**** Excerpt provided

Each restricted share unit has a value equal to the fair market value of a share of common stock on the date of grant. The Committee determines, in its sole discretion, the restrictions applicable to the restricted share units. A participant will be credited with dividend equivalents on any vested restricted share units at the time of any payment of dividends to stockholders on shares of common stock. Except as determined otherwise by the Committee, restricted share units may not be transferred, encumbered or disposed of, and such units shall terminate, without further obligation on the part of Luminex, unless the participant remains in continuous employment (or other service-providing capacity) of Luminex for the restricted period and any other restrictive conditions relating to the restricted share units are met. Restricted share units are subject to similar transfer restrictions as restricted shares, except that no shares are actually awarded to a participant who is granted restricted share units on the date of grant, and such participant shall have no rights of a stockholder with respect to such restricted share units until the restrictions set forth in the applicable award agreement have lapsed.
Performance Awards. A performance award consists of a right that is denominated in cash or shares of common stock, valued in accordance with the achievement of certain performance goals during certain performance periods as established by the Committee, and payable at such time and in such form as the Committee shall determine. Performance awards may be paid in a lump sum or in installments following the close of a performance period or on a deferred basis, as determined by the Committee. Separation from service prior to the end of any performance period, other than for reasons of death or total disability, will result in the forfeiture of the performance award. A participant’s rights to any performance award may not be transferred, encumbered or disposed of in any manner, except by will or the laws of descent and distribution or as the Committee may otherwise determine.

********
**** Dataset rows

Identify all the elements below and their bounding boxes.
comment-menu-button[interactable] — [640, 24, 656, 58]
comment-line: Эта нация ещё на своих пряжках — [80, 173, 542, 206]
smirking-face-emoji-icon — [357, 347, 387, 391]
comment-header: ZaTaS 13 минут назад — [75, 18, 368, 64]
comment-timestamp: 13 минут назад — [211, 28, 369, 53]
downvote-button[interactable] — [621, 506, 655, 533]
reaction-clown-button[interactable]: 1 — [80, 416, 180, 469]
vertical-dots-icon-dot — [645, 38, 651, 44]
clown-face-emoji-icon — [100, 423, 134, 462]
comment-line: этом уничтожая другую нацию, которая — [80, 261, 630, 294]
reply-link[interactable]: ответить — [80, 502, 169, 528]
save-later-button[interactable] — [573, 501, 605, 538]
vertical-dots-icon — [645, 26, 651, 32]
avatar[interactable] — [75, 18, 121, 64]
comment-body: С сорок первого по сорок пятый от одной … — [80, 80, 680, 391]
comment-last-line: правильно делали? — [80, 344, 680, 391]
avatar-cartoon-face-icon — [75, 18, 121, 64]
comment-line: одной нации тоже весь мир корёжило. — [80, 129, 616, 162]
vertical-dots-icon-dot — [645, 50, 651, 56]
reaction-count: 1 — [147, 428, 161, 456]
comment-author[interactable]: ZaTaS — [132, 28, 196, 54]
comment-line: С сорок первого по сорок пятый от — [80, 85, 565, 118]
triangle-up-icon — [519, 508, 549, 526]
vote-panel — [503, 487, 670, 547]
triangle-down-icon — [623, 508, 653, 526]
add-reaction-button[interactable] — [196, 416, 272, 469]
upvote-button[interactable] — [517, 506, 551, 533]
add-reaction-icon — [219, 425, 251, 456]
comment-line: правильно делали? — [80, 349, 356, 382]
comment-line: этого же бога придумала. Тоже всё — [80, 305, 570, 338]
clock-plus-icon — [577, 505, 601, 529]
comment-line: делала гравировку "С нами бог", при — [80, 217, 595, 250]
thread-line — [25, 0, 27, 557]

********

** Set of tasks **
1. Reproduce a passage from the award plan excerpt with no changes, beginning at the words "Performance Awards. A" and stopping after "may otherwise determine.".
2. Answer these questions using the award plan excerpt:
(a) What is the value of each restricted share unit equal to?
(b) In what ways may performance awards be paid?
(c) For which reasons does separation from service before a performance period ends not result in forfeiture of the performance award?
3. Extend the award plan excerpt past its final sentence, keeping the same style.

** Exercise results **
1.
Performance Awards. A performance award consists of a right that is denominated in cash or shares of common stock, valued in accordance with the achievement of certain performance goals during certain performance periods as established by the Committee, and payable at such time and in such form as the Committee shall determine. Performance awards may be paid in a lump sum or in installments following the close of a performance period or on a deferred basis, as determined by the Committee. Separation from service prior to the end of any performance period, other than for reasons of death or total disability, will result in the forfeiture of the performance award. A participant’s rights to any performance award may not be transferred, encumbered or disposed of in any manner, except by will or the laws of descent and distribution or as the Committee may otherwise determine.

2.
(a) The fair market value of a share of common stock on the date of grant.
(b) In a lump sum or in installments following the close of a performance period, or on a deferred basis, as determined by the Committee.
(c) Death or total disability.

3.
Performance awards are subject to certain specific terms and conditions under the Equity Incentive Plan. Unless otherwise expressly stated in the relevant award agreement, each award granted to a Covered Officer under the Equity Incentive Plan is intended to be performance-based compensation within the meaning of Section 162(m) of the Code. Performance goals for Covered Officers will be limited to one or more of the following financial performance measures relating to Luminex or any of its subsidiaries, operating units, business segments or divisions: (a) earnings before interest, taxes, depreciation, amortization and/or stock compensation; (b) operating (or gross) income or profit; (c) operating efficiencies; (d) return on equity, assets, capital, capital employed or investment; (e) after tax operating income; (f) net income; (g) earnings or book value per share;

 

 


 

(h) financial ratios; (i) cash flow(s); (j) total sales or revenues or sales or revenues per employee; (k) production (separate work units or SWUs); (l) stock price or total stockholder return; (m) dividends; (n) debt or cost reduction; or (o) strategic business objectives, consisting of one or more objectives based on meeting specified cost targets, business expansion goals, and goals relating to acquisitions, joint ventures or collaborations or divestitures; or (p) any combination thereof. Each goal may be expressed on an absolute and/or relative basis, may be based on or otherwise employ comparisons based on internal targets, the past performance of Luminex or any subsidiary, operating unit or division of Luminex and/or the past or current performance of other companies, and in the case of earnings-based measures, may use or employ comparisons relating to capital, stockholders’ stock and/or shares outstanding, or to assets or net assets. The Committee may appropriately adjust any evaluation of performance under criteria set forth in the Equity Incentive Plan to exclude any of the following events that occurs during a performance period: (i) asset impairments or write-downs, (ii) litigation or claim judgments or settlements, (iii) the effect of changes in tax law, accounting principles or other such laws or provisions affecting reported results, (iv) accruals for reorganization and restructuring programs, (v) any extraordinary non-recurring items as described in Accounting Principles Board Opinion No. 30 and/or in management’s discussion and analysis of financial condition and results of operations appearing in Luminex’s annual report to stockholders for the applicable year, and (vi) the effect of adverse federal, governmental or regulatory action, or delays in federal, governmental or regulatory action; provided that the Committee commits to make any such adjustments no longer than 90 days following the commencement of each performance period (or such other time as may be required or permitted by Section 162(m) of the Code). Notwithstanding the foregoing, the Committee may in its discretion, waive any performance goals and/or other terms and conditions relating to a performance award.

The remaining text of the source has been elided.